Goal of the exercise =
Find the word "screenshot" in the listing; pull out each line holding it.
++++
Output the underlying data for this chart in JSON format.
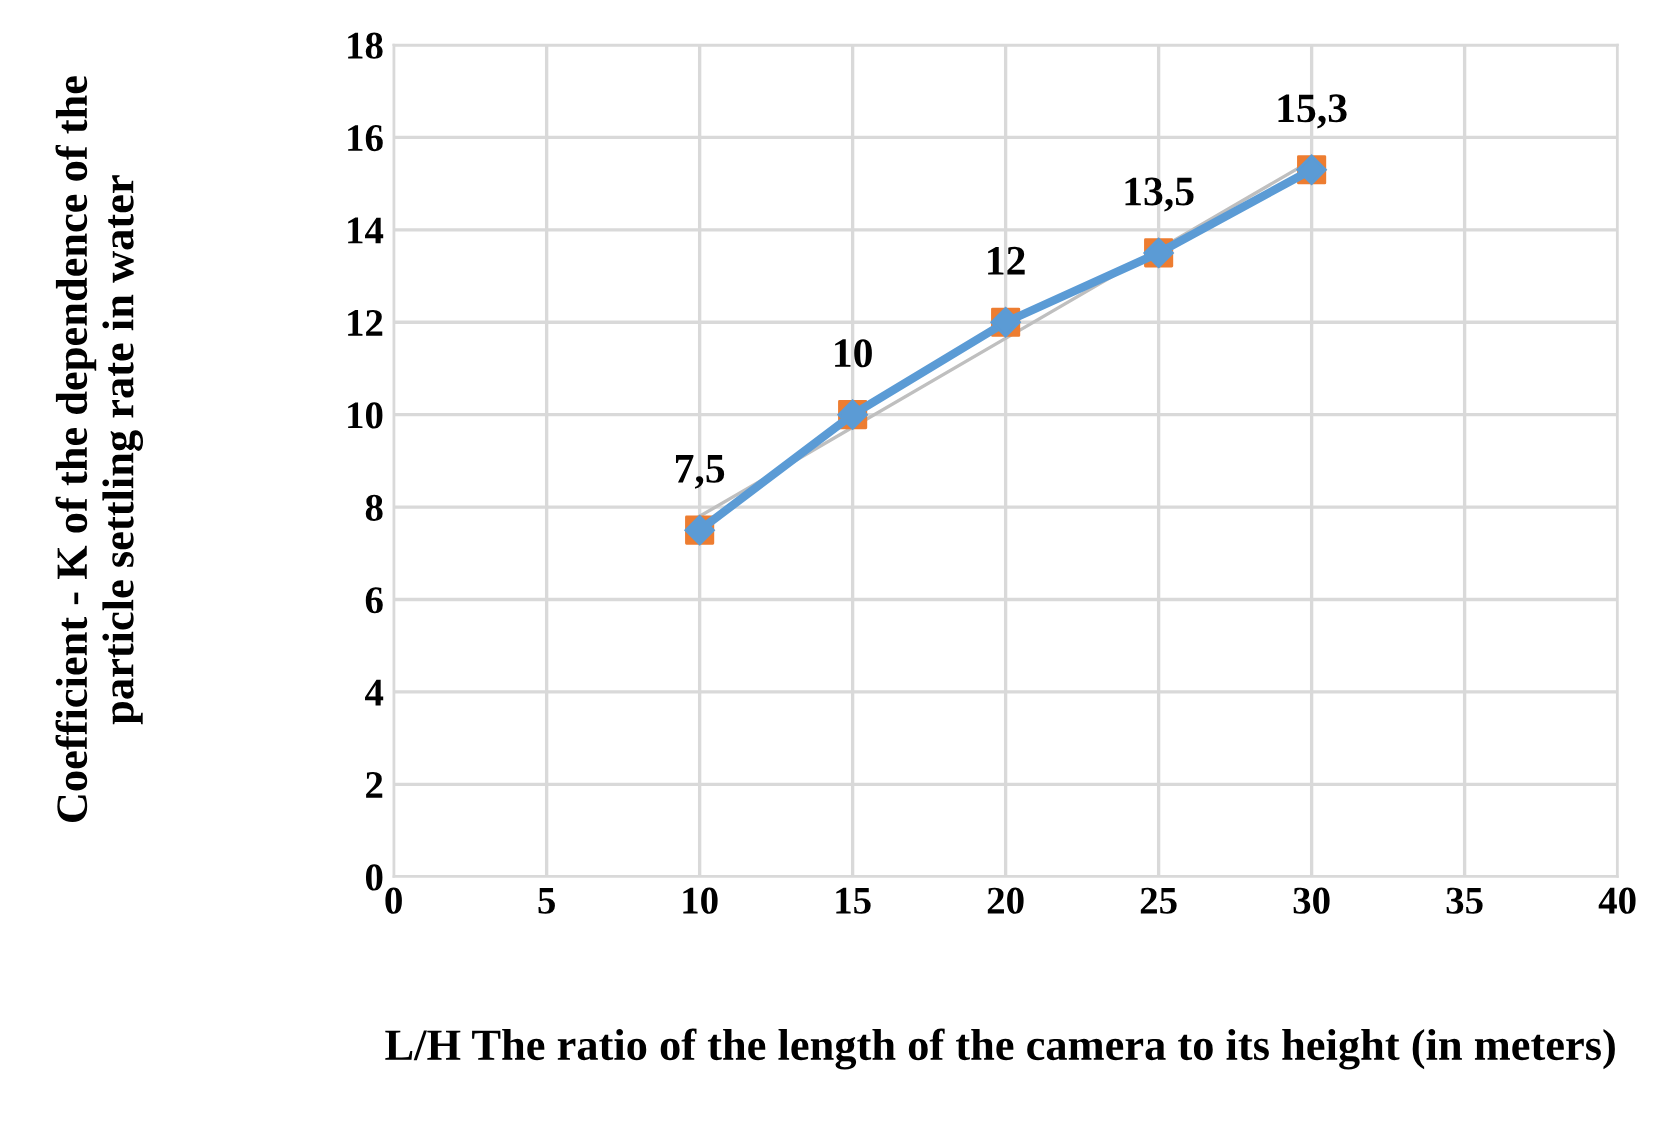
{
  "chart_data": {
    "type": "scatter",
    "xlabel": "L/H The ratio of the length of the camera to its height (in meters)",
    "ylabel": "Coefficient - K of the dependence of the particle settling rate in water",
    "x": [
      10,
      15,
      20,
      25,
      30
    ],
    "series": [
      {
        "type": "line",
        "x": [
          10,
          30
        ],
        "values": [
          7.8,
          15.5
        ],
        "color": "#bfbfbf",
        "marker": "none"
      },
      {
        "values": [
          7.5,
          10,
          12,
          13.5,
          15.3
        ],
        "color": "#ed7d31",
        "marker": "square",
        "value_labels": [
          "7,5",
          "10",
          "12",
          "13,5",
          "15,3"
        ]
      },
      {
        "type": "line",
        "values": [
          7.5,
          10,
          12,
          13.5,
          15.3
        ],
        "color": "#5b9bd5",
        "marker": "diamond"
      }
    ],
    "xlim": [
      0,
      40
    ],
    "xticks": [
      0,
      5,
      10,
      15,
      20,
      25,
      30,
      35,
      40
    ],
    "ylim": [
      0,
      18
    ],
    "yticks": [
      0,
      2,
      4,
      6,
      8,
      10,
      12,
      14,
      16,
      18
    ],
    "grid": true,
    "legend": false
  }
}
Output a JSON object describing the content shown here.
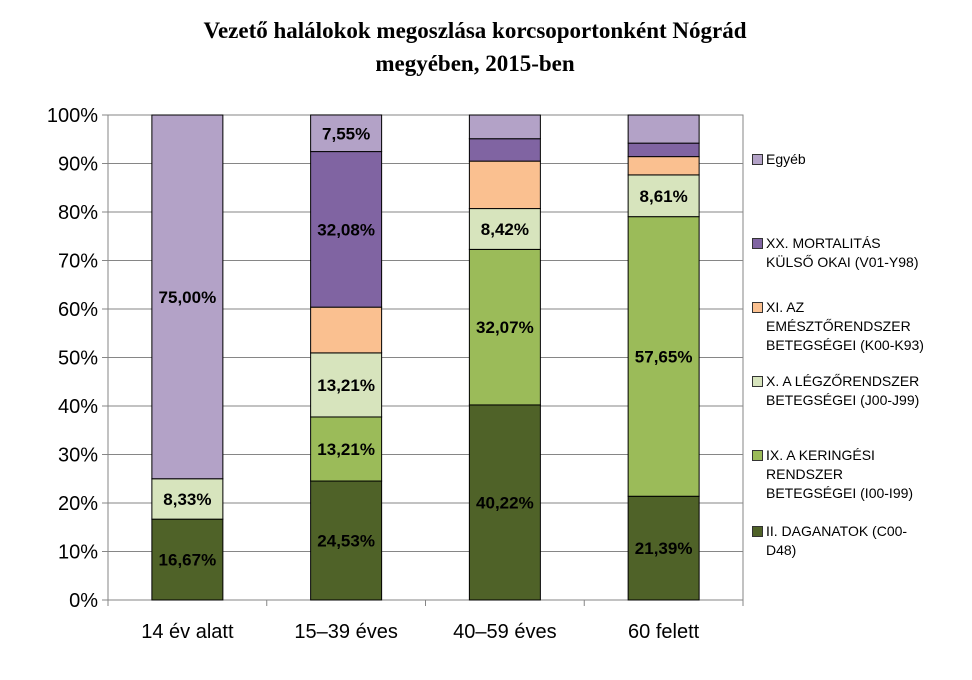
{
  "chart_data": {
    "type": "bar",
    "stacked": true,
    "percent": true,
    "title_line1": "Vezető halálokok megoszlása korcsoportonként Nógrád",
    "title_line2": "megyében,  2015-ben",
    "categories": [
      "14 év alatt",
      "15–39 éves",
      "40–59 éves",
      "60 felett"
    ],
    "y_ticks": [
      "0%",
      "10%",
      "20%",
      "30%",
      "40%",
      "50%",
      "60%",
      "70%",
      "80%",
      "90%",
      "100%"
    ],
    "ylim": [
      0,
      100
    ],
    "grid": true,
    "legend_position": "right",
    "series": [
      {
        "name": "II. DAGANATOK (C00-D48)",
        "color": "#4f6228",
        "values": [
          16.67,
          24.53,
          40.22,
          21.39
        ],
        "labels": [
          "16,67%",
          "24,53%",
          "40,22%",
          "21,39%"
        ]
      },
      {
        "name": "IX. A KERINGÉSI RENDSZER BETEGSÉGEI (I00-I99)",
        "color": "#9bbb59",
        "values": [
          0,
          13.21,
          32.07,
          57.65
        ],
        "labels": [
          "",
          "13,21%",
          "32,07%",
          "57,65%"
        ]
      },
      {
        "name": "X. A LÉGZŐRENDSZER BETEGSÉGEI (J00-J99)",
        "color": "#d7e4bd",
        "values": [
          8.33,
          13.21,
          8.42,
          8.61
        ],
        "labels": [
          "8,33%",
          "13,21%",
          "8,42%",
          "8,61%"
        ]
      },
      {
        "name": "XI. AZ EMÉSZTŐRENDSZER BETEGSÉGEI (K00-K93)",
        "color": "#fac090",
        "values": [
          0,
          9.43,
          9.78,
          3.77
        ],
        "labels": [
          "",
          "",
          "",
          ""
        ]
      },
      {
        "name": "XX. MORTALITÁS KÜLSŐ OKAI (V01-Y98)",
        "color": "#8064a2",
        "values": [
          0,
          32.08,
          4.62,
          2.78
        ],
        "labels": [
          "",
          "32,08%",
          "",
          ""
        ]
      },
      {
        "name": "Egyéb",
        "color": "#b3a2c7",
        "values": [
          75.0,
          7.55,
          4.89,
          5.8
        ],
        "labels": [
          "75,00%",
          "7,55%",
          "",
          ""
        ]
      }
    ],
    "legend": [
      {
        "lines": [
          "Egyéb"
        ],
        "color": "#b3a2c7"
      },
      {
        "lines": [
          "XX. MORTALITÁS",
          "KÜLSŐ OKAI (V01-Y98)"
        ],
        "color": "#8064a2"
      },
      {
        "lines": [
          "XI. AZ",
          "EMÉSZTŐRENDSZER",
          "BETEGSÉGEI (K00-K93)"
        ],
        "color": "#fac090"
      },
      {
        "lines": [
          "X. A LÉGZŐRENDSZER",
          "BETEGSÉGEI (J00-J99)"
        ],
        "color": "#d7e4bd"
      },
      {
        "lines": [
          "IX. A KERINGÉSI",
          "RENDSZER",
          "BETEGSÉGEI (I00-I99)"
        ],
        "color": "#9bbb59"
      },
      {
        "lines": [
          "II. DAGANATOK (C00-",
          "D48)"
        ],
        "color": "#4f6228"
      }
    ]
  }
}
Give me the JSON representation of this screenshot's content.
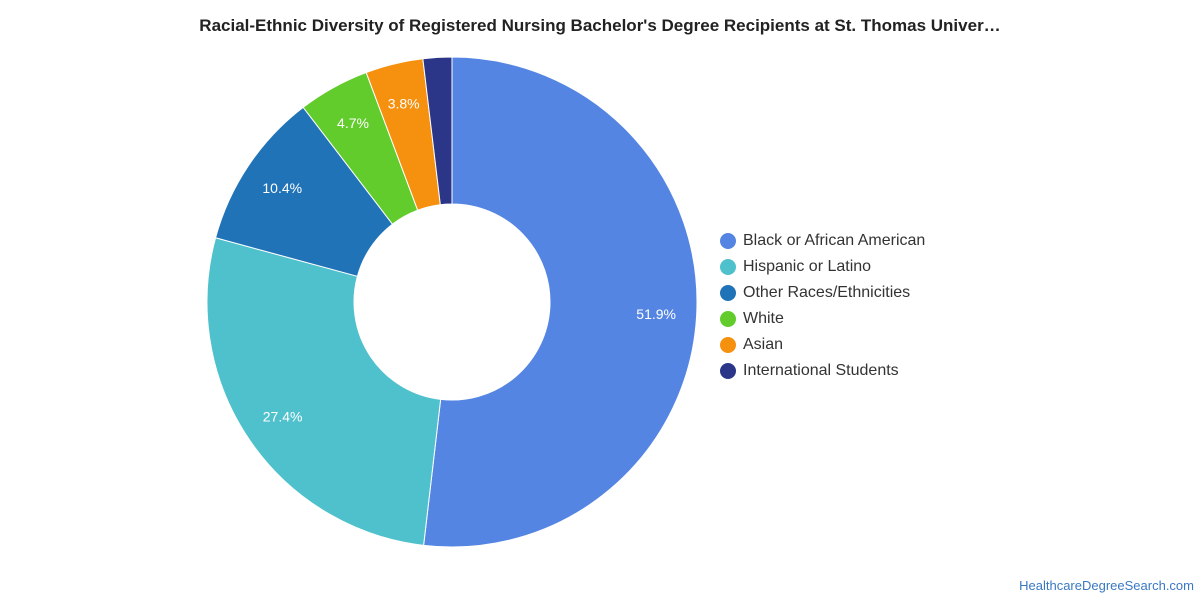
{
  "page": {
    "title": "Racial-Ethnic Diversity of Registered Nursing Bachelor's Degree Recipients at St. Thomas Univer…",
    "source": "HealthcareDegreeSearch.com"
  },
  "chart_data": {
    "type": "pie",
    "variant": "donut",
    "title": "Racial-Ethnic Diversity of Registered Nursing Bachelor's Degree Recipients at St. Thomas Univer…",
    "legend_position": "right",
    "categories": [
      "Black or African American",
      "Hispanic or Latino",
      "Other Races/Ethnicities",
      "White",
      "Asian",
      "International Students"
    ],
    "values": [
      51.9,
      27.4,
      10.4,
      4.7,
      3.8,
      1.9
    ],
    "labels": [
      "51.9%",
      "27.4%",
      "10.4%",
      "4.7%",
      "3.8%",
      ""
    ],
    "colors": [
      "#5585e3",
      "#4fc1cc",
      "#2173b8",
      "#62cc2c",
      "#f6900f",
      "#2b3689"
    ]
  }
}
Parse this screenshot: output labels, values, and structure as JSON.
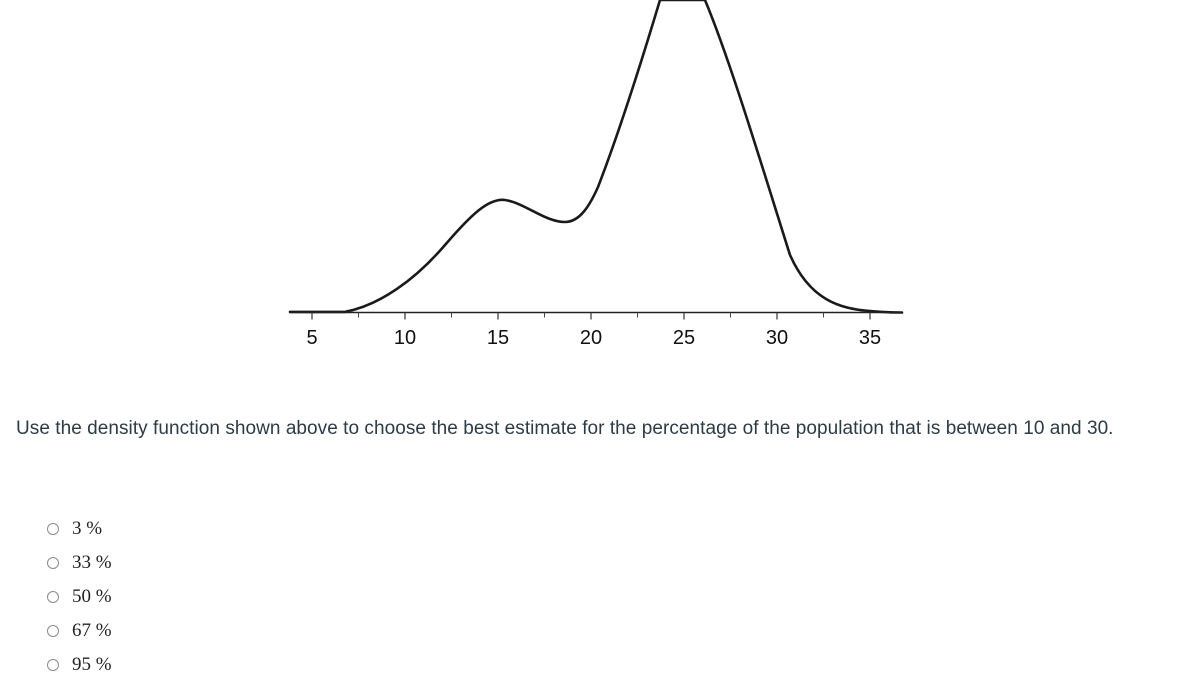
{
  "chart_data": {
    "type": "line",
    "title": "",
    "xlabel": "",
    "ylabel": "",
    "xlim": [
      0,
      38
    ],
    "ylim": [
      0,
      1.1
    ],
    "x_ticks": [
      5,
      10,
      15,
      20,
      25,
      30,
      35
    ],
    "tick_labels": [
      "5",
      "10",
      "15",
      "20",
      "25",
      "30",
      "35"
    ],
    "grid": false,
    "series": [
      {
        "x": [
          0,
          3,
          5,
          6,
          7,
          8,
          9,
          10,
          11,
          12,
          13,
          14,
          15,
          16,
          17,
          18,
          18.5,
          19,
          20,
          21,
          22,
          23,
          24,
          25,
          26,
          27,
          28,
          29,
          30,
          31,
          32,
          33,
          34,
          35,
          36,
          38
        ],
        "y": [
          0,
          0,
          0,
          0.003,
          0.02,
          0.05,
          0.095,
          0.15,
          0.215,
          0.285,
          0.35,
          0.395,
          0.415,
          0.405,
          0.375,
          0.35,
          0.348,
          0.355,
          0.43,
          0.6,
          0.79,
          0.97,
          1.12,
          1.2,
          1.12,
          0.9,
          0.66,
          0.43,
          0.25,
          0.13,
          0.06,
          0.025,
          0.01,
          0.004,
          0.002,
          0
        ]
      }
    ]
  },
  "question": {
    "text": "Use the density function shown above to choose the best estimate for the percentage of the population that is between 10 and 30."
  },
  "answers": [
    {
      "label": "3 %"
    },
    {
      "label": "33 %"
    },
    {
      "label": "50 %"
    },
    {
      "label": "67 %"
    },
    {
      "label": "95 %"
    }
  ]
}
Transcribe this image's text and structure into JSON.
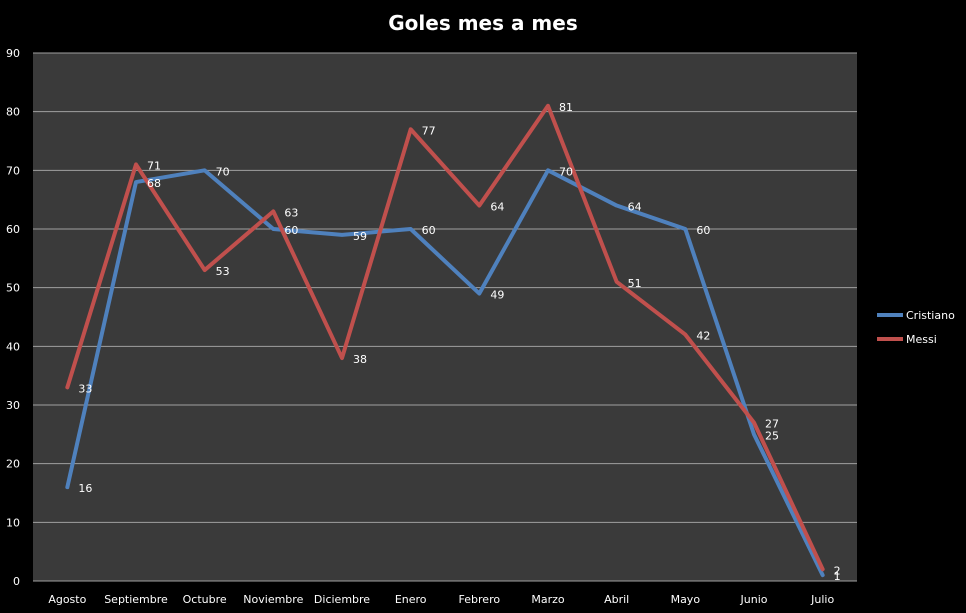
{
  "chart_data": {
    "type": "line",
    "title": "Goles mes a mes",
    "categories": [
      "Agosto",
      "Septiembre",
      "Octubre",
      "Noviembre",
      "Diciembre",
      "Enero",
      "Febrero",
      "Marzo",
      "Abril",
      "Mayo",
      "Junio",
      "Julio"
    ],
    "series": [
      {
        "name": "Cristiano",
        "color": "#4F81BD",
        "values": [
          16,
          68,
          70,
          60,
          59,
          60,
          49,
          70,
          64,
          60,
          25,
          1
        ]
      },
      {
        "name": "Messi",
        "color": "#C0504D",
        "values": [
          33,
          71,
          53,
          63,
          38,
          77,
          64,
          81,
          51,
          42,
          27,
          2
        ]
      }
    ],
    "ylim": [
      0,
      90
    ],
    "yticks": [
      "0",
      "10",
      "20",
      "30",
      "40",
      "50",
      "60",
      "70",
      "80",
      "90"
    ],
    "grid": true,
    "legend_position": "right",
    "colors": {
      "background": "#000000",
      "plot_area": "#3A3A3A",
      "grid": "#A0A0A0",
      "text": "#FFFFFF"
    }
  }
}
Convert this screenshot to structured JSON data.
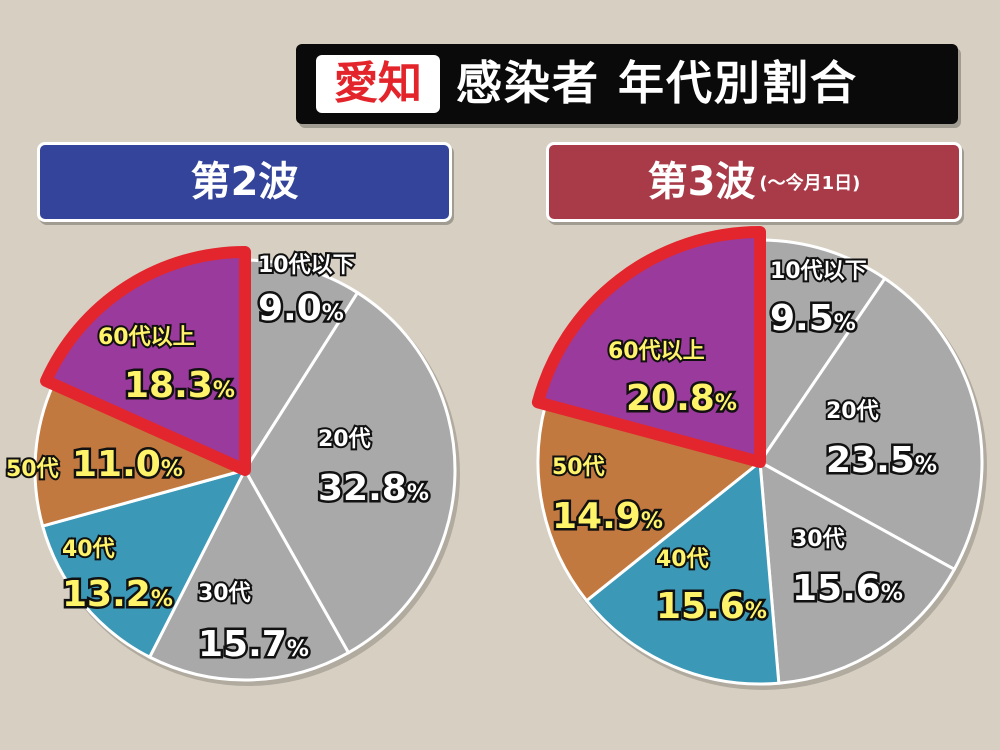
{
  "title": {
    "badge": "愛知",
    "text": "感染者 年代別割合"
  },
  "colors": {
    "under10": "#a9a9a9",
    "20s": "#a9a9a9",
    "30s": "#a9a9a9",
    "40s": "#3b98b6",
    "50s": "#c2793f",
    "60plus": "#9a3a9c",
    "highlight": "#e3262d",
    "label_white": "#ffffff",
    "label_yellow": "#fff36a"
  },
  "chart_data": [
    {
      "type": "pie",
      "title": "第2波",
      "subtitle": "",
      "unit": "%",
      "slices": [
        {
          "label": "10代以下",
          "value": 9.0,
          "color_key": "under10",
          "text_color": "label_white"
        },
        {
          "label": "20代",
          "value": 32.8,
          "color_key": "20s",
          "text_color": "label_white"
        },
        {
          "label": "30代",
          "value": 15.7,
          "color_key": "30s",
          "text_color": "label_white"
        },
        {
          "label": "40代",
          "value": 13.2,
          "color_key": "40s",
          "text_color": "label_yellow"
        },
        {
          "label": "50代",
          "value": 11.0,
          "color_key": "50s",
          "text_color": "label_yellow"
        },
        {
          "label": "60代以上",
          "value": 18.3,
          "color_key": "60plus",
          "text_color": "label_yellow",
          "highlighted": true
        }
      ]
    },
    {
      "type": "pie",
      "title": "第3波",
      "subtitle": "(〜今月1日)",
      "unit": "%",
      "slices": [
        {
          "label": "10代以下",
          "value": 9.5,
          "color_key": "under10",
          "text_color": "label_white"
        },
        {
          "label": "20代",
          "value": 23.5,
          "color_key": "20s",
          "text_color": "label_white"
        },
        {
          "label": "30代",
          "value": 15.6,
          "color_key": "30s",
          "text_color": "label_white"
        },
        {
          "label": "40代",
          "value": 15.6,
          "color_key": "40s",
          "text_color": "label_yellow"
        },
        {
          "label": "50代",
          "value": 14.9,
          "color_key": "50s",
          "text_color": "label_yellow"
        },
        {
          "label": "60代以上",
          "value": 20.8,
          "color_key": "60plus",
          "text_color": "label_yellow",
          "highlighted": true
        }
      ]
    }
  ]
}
++++
Written solution =
Give me the JSON representation of this screenshot's content.
Parse this screenshot: output labels, values, and structure as JSON.
Convert this screenshot to structured JSON data.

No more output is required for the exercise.